Search the data for the word "Hinweis". Reproduce every line where it is found.

Entries taken from a collection:
# # #
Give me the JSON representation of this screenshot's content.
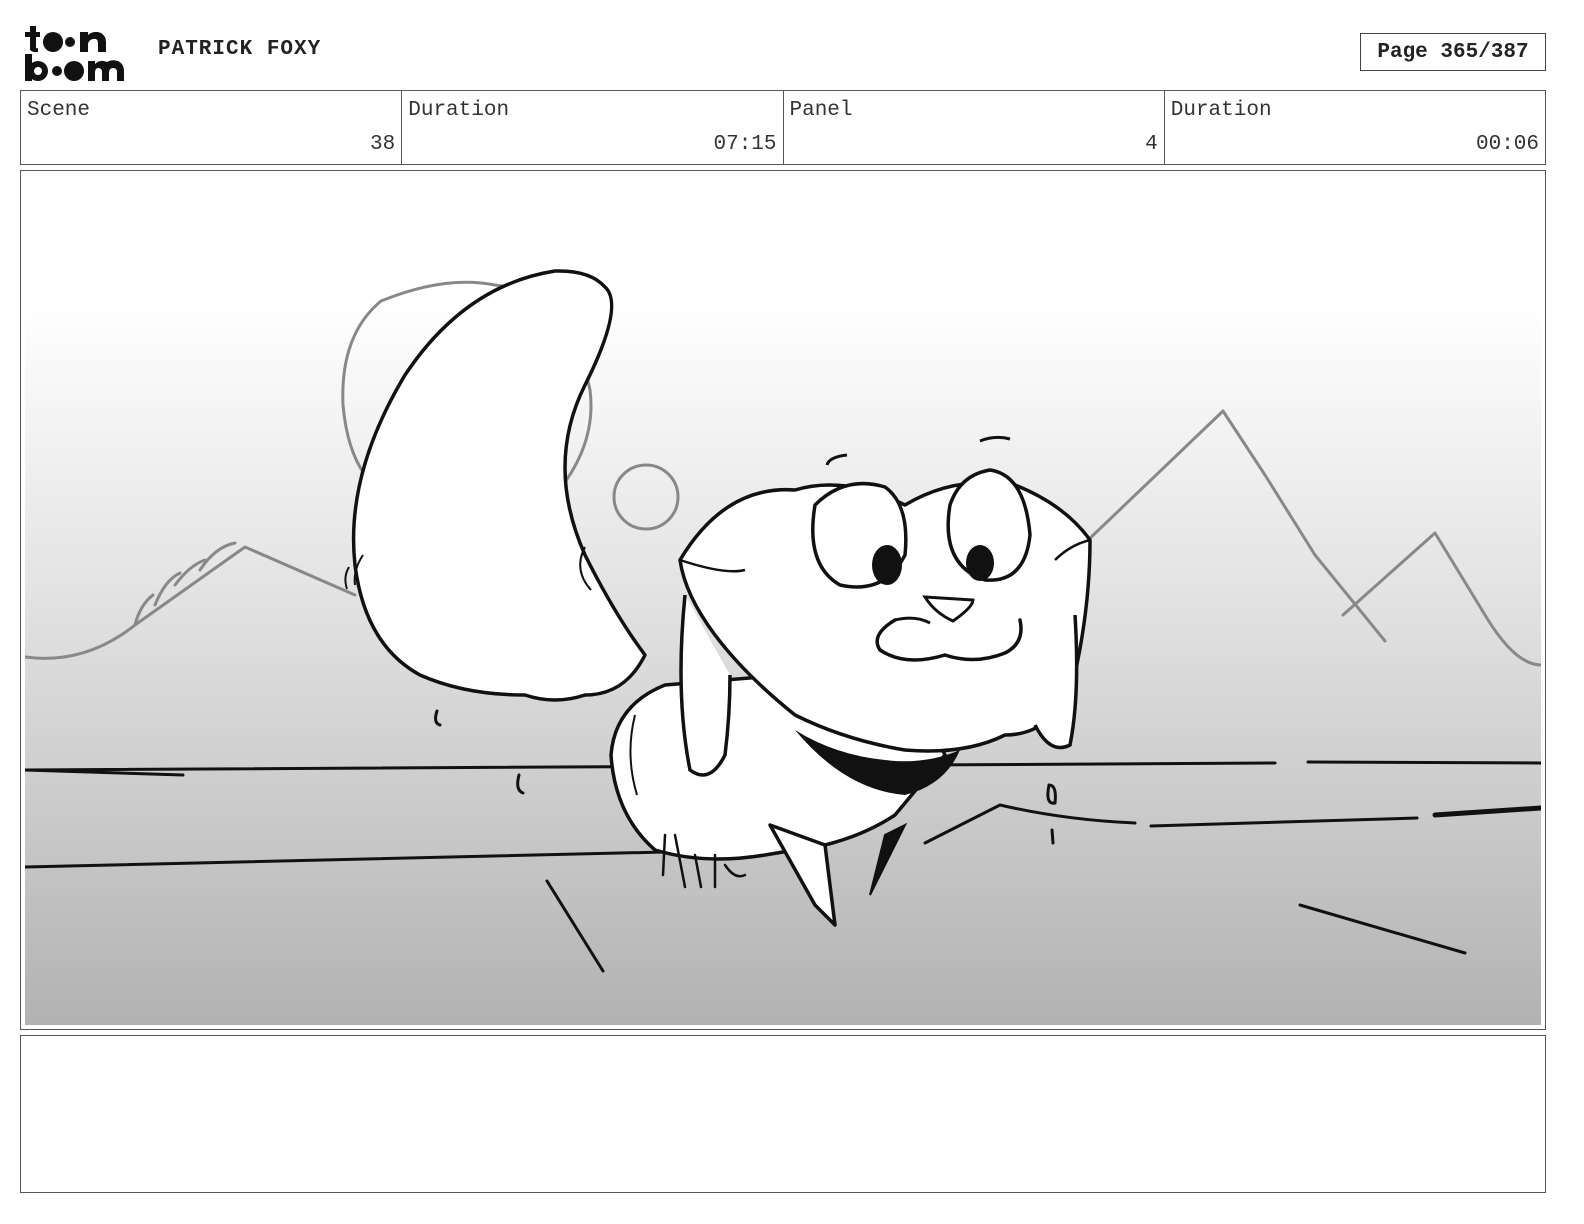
{
  "header": {
    "logo": {
      "line1": "toon",
      "line2": "boom"
    },
    "project_title": "PATRICK FOXY",
    "page_label": "Page 365/387"
  },
  "info": {
    "scene_label": "Scene",
    "scene_value": "38",
    "scene_duration_label": "Duration",
    "scene_duration_value": "07:15",
    "panel_label": "Panel",
    "panel_value": "4",
    "panel_duration_label": "Duration",
    "panel_duration_value": "00:06"
  },
  "panel": {
    "image_description_icon": "fox-sketch-illustration"
  },
  "notes": {
    "text": ""
  }
}
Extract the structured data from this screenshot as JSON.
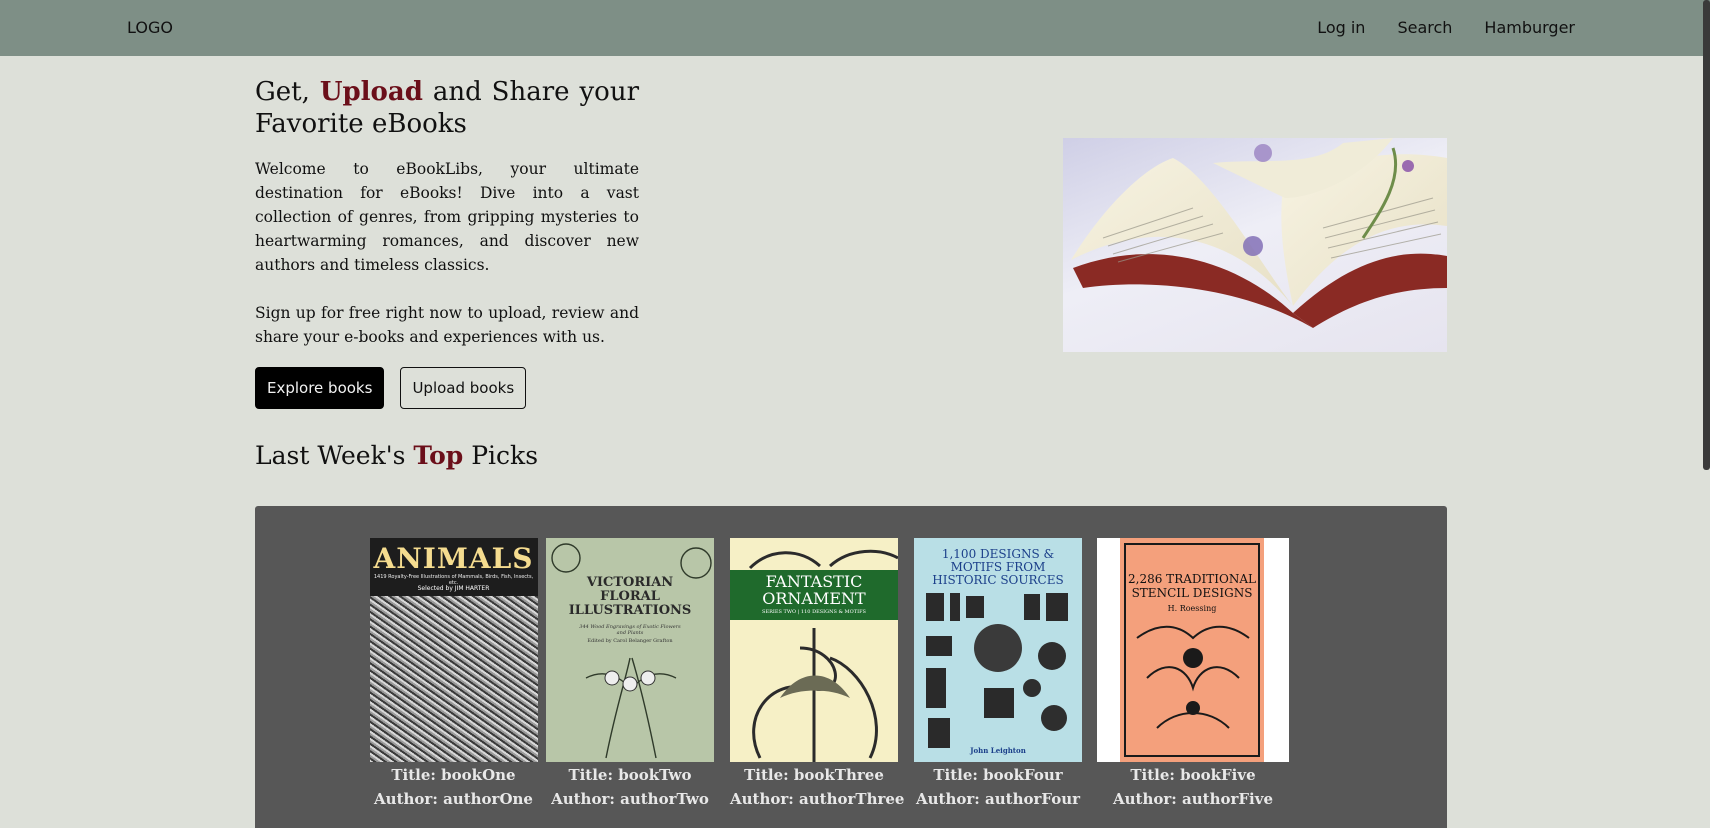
{
  "nav": {
    "logo": "LOGO",
    "links": [
      "Log in",
      "Search",
      "Hamburger"
    ]
  },
  "hero": {
    "title_prefix": "Get,",
    "title_accent": "Upload",
    "title_suffix": "and Share your Favorite eBooks",
    "paragraph1": "Welcome to eBookLibs, your ultimate destination for eBooks! Dive into a vast collection of genres, from gripping mysteries to heartwarming romances, and discover new authors and timeless classics.",
    "paragraph2": "Sign up for free right now to upload, review and share your e-books and experiences with us.",
    "explore_label": "Explore books",
    "upload_label": "Upload books"
  },
  "picks": {
    "title_prefix": "Last Week's",
    "title_accent": "Top",
    "title_suffix": "Picks",
    "books": [
      {
        "title": "Title: bookOne",
        "author": "Author: authorOne",
        "cover_text": "ANIMALS",
        "cover_sub": "1419 Royalty-Free Illustrations of Mammals, Birds, Fish, Insects, etc.",
        "cover_credit": "Selected by JIM HARTER",
        "cover_color": "#222222"
      },
      {
        "title": "Title: bookTwo",
        "author": "Author: authorTwo",
        "cover_text": "VICTORIAN FLORAL ILLUSTRATIONS",
        "cover_sub": "344 Wood Engravings of Exotic Flowers and Plants",
        "cover_credit": "Edited by Carol Belanger Grafton",
        "cover_color": "#b8c6a8"
      },
      {
        "title": "Title: bookThree",
        "author": "Author: authorThree",
        "cover_text": "FANTASTIC ORNAMENT",
        "cover_sub": "SERIES TWO | 110 DESIGNS & MOTIFS",
        "cover_credit": "",
        "cover_color": "#f6f0c6"
      },
      {
        "title": "Title: bookFour",
        "author": "Author: authorFour",
        "cover_text": "1,100 DESIGNS & MOTIFS FROM HISTORIC SOURCES",
        "cover_sub": "",
        "cover_credit": "John Leighton",
        "cover_color": "#b9dfe6"
      },
      {
        "title": "Title: bookFive",
        "author": "Author: authorFive",
        "cover_text": "2,286 TRADITIONAL STENCIL DESIGNS",
        "cover_sub": "",
        "cover_credit": "H. Roessing",
        "cover_color": "#f4a07c"
      }
    ]
  }
}
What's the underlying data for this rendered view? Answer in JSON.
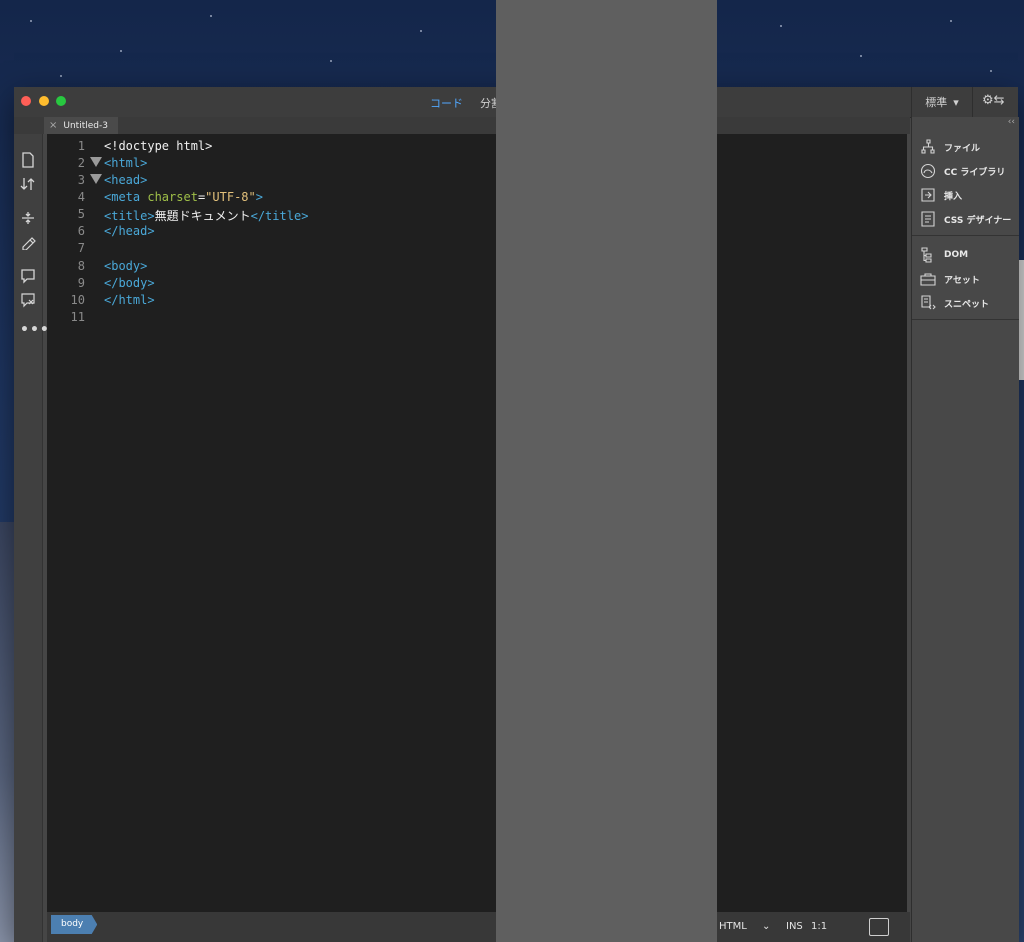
{
  "titlebar": {
    "tabs": [
      {
        "label": "コード",
        "active": true
      },
      {
        "label": "分割",
        "active": false
      }
    ],
    "workspace_label": "標準",
    "sync_icon": "gear-sync-icon"
  },
  "document": {
    "tab_title": "Untitled-3"
  },
  "editor": {
    "line_numbers": [
      "1",
      "2",
      "3",
      "4",
      "5",
      "6",
      "7",
      "8",
      "9",
      "10",
      "11"
    ],
    "lines": [
      "<!doctype html>",
      "<html>",
      "<head>",
      "<meta charset=\"UTF-8\">",
      "<title>無題ドキュメント</title>",
      "</head>",
      "",
      "<body>",
      "</body>",
      "</html>",
      ""
    ],
    "folded_lines": [
      2,
      3
    ],
    "colors": {
      "tag": "#4aa8d8",
      "attr": "#9fbf48",
      "string": "#e2c07b"
    }
  },
  "statusbar": {
    "breadcrumb": "body",
    "language": "HTML",
    "mode": "INS",
    "position": "1:1"
  },
  "right_panel": {
    "items": [
      {
        "label": "ファイル",
        "icon": "file-tree-icon"
      },
      {
        "label": "CC ライブラリ",
        "icon": "cc-libraries-icon"
      },
      {
        "label": "挿入",
        "icon": "insert-icon"
      },
      {
        "label": "CSS デザイナー",
        "icon": "css-designer-icon"
      },
      {
        "label": "DOM",
        "icon": "dom-icon"
      },
      {
        "label": "アセット",
        "icon": "assets-icon"
      },
      {
        "label": "スニペット",
        "icon": "snippets-icon"
      }
    ]
  }
}
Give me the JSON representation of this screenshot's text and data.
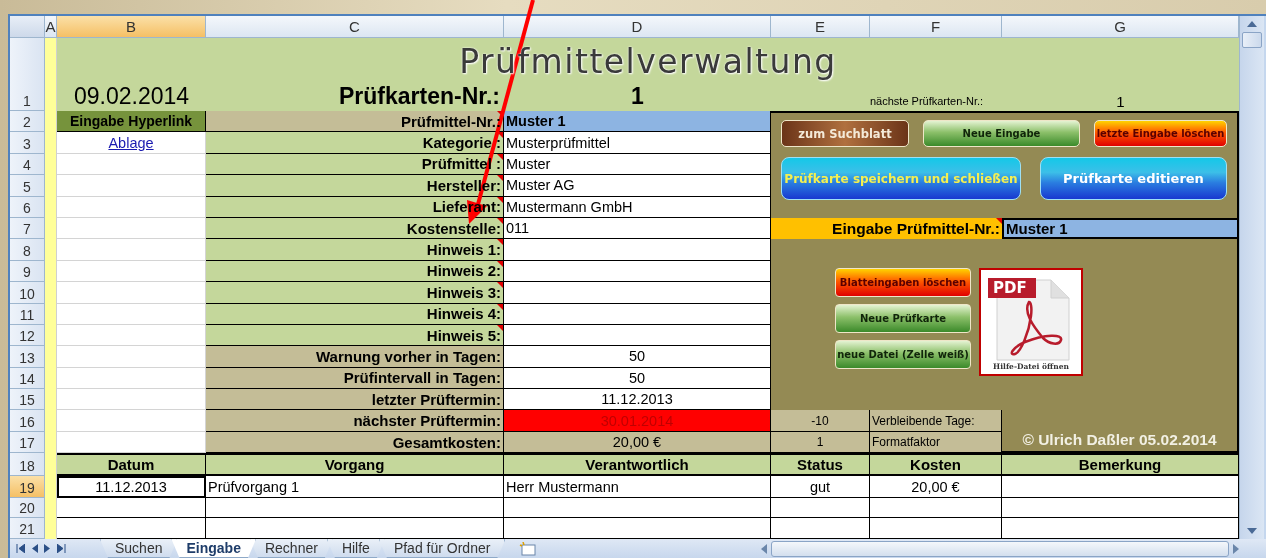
{
  "column_headers": [
    {
      "label": "A",
      "selected": false
    },
    {
      "label": "B",
      "selected": true
    },
    {
      "label": "C",
      "selected": false
    },
    {
      "label": "D",
      "selected": false
    },
    {
      "label": "E",
      "selected": false
    },
    {
      "label": "F",
      "selected": false
    },
    {
      "label": "G",
      "selected": false
    }
  ],
  "row_numbers": [
    {
      "label": "1",
      "selected": false
    },
    {
      "label": "2",
      "selected": false
    },
    {
      "label": "3",
      "selected": false
    },
    {
      "label": "4",
      "selected": false
    },
    {
      "label": "5",
      "selected": false
    },
    {
      "label": "6",
      "selected": false
    },
    {
      "label": "7",
      "selected": false
    },
    {
      "label": "8",
      "selected": false
    },
    {
      "label": "9",
      "selected": false
    },
    {
      "label": "10",
      "selected": false
    },
    {
      "label": "11",
      "selected": false
    },
    {
      "label": "12",
      "selected": false
    },
    {
      "label": "13",
      "selected": false
    },
    {
      "label": "14",
      "selected": false
    },
    {
      "label": "15",
      "selected": false
    },
    {
      "label": "16",
      "selected": false
    },
    {
      "label": "17",
      "selected": false
    },
    {
      "label": "18",
      "selected": false
    },
    {
      "label": "19",
      "selected": true
    },
    {
      "label": "20",
      "selected": false
    },
    {
      "label": "21",
      "selected": false
    }
  ],
  "title": "Prüfmittelverwaltung",
  "date": "09.02.2014",
  "card_number": {
    "label": "Prüfkarten-Nr.:",
    "value": "1"
  },
  "next_card_number": {
    "label": "nächste Prüfkarten-Nr.:",
    "value": "1"
  },
  "hyperlink": {
    "heading": "Eingabe Hyperlink",
    "link": "Ablage"
  },
  "fields": [
    {
      "label": "Prüfmittel-Nr.:",
      "value": "Muster 1",
      "kind": "id",
      "comment": true
    },
    {
      "label": "Kategorie :",
      "value": "Musterprüfmittel",
      "kind": "text",
      "comment": true
    },
    {
      "label": "Prüfmittel :",
      "value": "Muster",
      "kind": "text",
      "comment": true
    },
    {
      "label": "Hersteller:",
      "value": "Muster AG",
      "kind": "text",
      "comment": true
    },
    {
      "label": "Lieferant:",
      "value": "Mustermann GmbH",
      "kind": "text",
      "comment": true
    },
    {
      "label": "Kostenstelle:",
      "value": "011",
      "kind": "text",
      "comment": true
    },
    {
      "label": "Hinweis 1:",
      "kind": "text",
      "comment": true
    },
    {
      "label": "Hinweis 2:",
      "kind": "text",
      "comment": true
    },
    {
      "label": "Hinweis 3:",
      "kind": "text",
      "comment": true
    },
    {
      "label": "Hinweis 4:",
      "kind": "text",
      "comment": true
    },
    {
      "label": "Hinweis 5:",
      "kind": "text",
      "comment": true
    },
    {
      "label": "Warnung vorher in Tagen:",
      "value": "50",
      "kind": "setting",
      "comment": false
    },
    {
      "label": "Prüfintervall in Tagen:",
      "value": "50",
      "kind": "setting",
      "comment": false
    },
    {
      "label": "letzter Prüftermin:",
      "value": "11.12.2013",
      "kind": "setting",
      "comment": false
    },
    {
      "label": "nächster Prüftermin:",
      "value": "30.01.2014",
      "kind": "overdue",
      "comment": false
    },
    {
      "label": "Gesamtkosten:",
      "value": "20,00 €",
      "kind": "total",
      "comment": false
    }
  ],
  "remaining": [
    {
      "value": "-10",
      "label": "Verbleibende Tage:"
    },
    {
      "value": "1",
      "label": "Formatfaktor"
    }
  ],
  "top_buttons": [
    {
      "label": "zum Suchblatt",
      "kind": "brown"
    },
    {
      "label": "Neue Eingabe",
      "kind": "green"
    },
    {
      "label": "letzte Eingabe löschen",
      "kind": "alert"
    }
  ],
  "main_buttons": [
    {
      "label": "Prüfkarte speichern und schließen",
      "kind": "bluegold"
    },
    {
      "label": "Prüfkarte editieren",
      "kind": "blue"
    }
  ],
  "lookup": {
    "label": "Eingabe Prüfmittel-Nr.:",
    "value": "Muster 1",
    "comment": true
  },
  "action_buttons": [
    {
      "label": "Blatteingaben löschen",
      "kind": "alert"
    },
    {
      "label": "Neue Prüfkarte",
      "kind": "green"
    },
    {
      "label": "neue Datei (Zelle weiß)",
      "kind": "green"
    }
  ],
  "help_file": {
    "badge": "PDF",
    "caption": "Hilfe-Datei öffnen"
  },
  "copyright": "© Ulrich Daßler 05.02.2014",
  "log_table": {
    "columns": [
      "Datum",
      "Vorgang",
      "Verantwortlich",
      "Status",
      "Kosten",
      "Bemerkung"
    ],
    "rows": [
      {
        "date": "11.12.2013",
        "process": "Prüfvorgang 1",
        "responsible": "Herr Mustermann",
        "status": "gut",
        "cost": "20,00 €"
      }
    ]
  },
  "sheet_tabs": [
    {
      "label": "Suchen",
      "selected": false
    },
    {
      "label": "Eingabe",
      "selected": true
    },
    {
      "label": "Rechner",
      "selected": false
    },
    {
      "label": "Hilfe",
      "selected": false
    },
    {
      "label": "Pfad für Ordner",
      "selected": false
    }
  ]
}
# # #
* FULL SOLUTION
      "label": "Hinweis 1:",
      "label": "Hinweis 2:",
      "label": "Hinweis 3:",
      "label": "Hinweis 4:",
      "label": "Hinweis 5:",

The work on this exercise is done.